[Data items]
# # # # # # #
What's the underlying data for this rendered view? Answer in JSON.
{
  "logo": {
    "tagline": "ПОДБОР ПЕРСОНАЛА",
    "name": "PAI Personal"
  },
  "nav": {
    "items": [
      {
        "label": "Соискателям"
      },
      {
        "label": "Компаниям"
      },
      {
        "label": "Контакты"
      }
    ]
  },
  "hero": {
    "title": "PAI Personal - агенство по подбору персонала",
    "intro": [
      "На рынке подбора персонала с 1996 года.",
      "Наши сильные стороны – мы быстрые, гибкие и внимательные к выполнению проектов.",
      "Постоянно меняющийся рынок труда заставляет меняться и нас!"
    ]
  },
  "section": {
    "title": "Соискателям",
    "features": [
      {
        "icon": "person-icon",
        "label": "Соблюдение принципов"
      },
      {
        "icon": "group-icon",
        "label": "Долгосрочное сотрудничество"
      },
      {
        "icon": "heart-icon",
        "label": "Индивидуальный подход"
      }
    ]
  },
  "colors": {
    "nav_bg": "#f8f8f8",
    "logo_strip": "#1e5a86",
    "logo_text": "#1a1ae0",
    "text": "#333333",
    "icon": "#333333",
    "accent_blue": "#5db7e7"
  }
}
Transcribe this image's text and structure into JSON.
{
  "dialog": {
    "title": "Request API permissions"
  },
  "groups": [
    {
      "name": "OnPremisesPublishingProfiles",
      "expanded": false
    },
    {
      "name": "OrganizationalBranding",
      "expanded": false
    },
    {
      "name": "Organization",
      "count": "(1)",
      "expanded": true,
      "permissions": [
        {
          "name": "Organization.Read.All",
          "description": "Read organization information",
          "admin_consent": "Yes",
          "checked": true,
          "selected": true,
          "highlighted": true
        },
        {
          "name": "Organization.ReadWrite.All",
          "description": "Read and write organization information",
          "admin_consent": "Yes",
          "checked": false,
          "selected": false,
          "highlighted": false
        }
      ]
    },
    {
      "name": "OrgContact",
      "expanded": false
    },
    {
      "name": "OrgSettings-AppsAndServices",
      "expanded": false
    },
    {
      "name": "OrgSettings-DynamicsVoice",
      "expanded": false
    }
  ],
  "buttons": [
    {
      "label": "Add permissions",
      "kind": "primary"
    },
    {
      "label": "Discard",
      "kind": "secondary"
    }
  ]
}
# # # # # # #
Determine how many lines of the data contain the word "JSON", and reply with that number only.

2